■ **Task objective**
Nothing but the lines from the line with "Convert this screenshot" through the end of the data is to be copied, and each is to be copied exactly.
----- Provided data
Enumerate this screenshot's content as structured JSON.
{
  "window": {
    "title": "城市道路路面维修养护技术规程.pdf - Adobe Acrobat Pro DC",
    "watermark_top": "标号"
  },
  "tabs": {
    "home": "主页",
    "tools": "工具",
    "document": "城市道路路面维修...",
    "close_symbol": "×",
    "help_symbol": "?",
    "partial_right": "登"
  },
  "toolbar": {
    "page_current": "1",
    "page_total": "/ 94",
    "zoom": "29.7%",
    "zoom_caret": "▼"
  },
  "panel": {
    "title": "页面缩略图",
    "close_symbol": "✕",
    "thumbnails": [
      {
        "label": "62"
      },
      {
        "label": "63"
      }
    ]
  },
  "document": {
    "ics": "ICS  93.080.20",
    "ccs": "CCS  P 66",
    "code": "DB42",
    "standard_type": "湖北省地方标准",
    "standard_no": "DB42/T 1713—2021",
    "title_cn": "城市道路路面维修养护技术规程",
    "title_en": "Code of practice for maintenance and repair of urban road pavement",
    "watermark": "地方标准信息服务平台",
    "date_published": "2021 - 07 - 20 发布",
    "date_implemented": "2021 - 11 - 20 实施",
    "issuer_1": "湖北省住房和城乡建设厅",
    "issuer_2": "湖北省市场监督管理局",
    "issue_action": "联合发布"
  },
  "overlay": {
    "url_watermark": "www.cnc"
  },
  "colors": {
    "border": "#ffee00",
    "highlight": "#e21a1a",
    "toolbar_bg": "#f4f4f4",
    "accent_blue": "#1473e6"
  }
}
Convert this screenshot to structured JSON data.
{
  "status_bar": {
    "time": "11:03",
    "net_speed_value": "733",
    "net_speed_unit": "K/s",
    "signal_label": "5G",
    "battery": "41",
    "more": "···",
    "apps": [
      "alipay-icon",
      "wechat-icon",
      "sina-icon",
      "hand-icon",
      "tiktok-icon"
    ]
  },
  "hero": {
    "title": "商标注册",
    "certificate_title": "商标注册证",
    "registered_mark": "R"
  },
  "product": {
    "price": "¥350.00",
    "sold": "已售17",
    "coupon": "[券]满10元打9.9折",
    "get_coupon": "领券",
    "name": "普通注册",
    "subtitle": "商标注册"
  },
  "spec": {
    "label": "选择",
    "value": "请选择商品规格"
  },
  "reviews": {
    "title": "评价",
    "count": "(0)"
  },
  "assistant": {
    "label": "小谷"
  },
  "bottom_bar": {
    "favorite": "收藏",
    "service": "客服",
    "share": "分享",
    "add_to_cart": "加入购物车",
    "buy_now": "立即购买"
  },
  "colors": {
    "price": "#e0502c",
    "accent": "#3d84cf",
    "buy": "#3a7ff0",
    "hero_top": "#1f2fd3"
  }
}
----------
■ **Solution for this task**
Convert this screenshot to structured JSON data.
{
  "status_bar": {
    "time": "11:03",
    "net_speed_value": "733",
    "net_speed_unit": "K/s",
    "signal_label": "5G",
    "battery": "41",
    "more": "···",
    "apps": [
      "alipay-icon",
      "wechat-icon",
      "sina-icon",
      "hand-icon",
      "tiktok-icon"
    ]
  },
  "hero": {
    "title": "商标注册",
    "certificate_title": "商标注册证",
    "registered_mark": "R"
  },
  "product": {
    "price": "¥350.00",
    "sold": "已售17",
    "coupon": "[券]满10元打9.9折",
    "get_coupon": "领券",
    "name": "普通注册",
    "subtitle": "商标注册"
  },
  "spec": {
    "label": "选择",
    "value": "请选择商品规格"
  },
  "reviews": {
    "title": "评价",
    "count": "(0)"
  },
  "assistant": {
    "label": "小谷"
  },
  "bottom_bar": {
    "favorite": "收藏",
    "service": "客服",
    "share": "分享",
    "add_to_cart": "加入购物车",
    "buy_now": "立即购买"
  },
  "colors": {
    "price": "#e0502c",
    "accent": "#3d84cf",
    "buy": "#3a7ff0",
    "hero_top": "#1f2fd3"
  }
}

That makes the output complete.